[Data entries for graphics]
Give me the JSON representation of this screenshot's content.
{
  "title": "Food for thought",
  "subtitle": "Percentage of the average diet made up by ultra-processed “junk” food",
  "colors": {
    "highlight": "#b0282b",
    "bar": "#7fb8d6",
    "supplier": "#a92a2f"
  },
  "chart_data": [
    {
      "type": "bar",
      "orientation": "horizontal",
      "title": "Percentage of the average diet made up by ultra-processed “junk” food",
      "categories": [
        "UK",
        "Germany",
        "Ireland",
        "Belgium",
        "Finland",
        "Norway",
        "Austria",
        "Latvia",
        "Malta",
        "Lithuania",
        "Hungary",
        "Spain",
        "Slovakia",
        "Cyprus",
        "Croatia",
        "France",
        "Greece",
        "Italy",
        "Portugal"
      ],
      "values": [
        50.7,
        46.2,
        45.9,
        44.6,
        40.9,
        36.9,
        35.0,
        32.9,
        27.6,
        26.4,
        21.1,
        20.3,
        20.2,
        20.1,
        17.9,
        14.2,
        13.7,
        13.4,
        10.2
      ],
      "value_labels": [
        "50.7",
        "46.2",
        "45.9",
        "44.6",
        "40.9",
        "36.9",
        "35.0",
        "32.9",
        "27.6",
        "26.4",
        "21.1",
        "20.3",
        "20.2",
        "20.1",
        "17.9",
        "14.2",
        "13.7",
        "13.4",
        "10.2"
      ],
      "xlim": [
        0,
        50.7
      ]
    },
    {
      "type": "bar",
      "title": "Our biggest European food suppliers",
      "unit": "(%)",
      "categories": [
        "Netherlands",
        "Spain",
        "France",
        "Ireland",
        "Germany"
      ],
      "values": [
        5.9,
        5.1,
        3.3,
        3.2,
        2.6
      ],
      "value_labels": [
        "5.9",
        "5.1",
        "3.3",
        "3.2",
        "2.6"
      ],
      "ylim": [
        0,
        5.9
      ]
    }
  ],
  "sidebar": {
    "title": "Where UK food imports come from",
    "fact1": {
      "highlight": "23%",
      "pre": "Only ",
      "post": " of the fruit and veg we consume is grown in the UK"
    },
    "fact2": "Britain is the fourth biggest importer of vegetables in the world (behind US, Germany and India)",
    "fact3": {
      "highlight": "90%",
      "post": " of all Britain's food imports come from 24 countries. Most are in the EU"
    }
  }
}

# PROBLEM:
Transcribe the material above word for word.

# EXERCISE OUTPUT:
Give me the JSON representation of this screenshot's content.
{
  "title": "Food for thought",
  "subtitle": "Percentage of the average diet made up by ultra-processed “junk” food",
  "colors": {
    "highlight": "#b0282b",
    "bar": "#7fb8d6",
    "supplier": "#a92a2f"
  },
  "chart_data": [
    {
      "type": "bar",
      "orientation": "horizontal",
      "title": "Percentage of the average diet made up by ultra-processed “junk” food",
      "categories": [
        "UK",
        "Germany",
        "Ireland",
        "Belgium",
        "Finland",
        "Norway",
        "Austria",
        "Latvia",
        "Malta",
        "Lithuania",
        "Hungary",
        "Spain",
        "Slovakia",
        "Cyprus",
        "Croatia",
        "France",
        "Greece",
        "Italy",
        "Portugal"
      ],
      "values": [
        50.7,
        46.2,
        45.9,
        44.6,
        40.9,
        36.9,
        35.0,
        32.9,
        27.6,
        26.4,
        21.1,
        20.3,
        20.2,
        20.1,
        17.9,
        14.2,
        13.7,
        13.4,
        10.2
      ],
      "value_labels": [
        "50.7",
        "46.2",
        "45.9",
        "44.6",
        "40.9",
        "36.9",
        "35.0",
        "32.9",
        "27.6",
        "26.4",
        "21.1",
        "20.3",
        "20.2",
        "20.1",
        "17.9",
        "14.2",
        "13.7",
        "13.4",
        "10.2"
      ],
      "xlim": [
        0,
        50.7
      ]
    },
    {
      "type": "bar",
      "title": "Our biggest European food suppliers",
      "unit": "(%)",
      "categories": [
        "Netherlands",
        "Spain",
        "France",
        "Ireland",
        "Germany"
      ],
      "values": [
        5.9,
        5.1,
        3.3,
        3.2,
        2.6
      ],
      "value_labels": [
        "5.9",
        "5.1",
        "3.3",
        "3.2",
        "2.6"
      ],
      "ylim": [
        0,
        5.9
      ]
    }
  ],
  "sidebar": {
    "title": "Where UK food imports come from",
    "fact1": {
      "highlight": "23%",
      "pre": "Only ",
      "post": " of the fruit and veg we consume is grown in the UK"
    },
    "fact2": "Britain is the fourth biggest importer of vegetables in the world (behind US, Germany and India)",
    "fact3": {
      "highlight": "90%",
      "post": " of all Britain's food imports come from 24 countries. Most are in the EU"
    }
  }
}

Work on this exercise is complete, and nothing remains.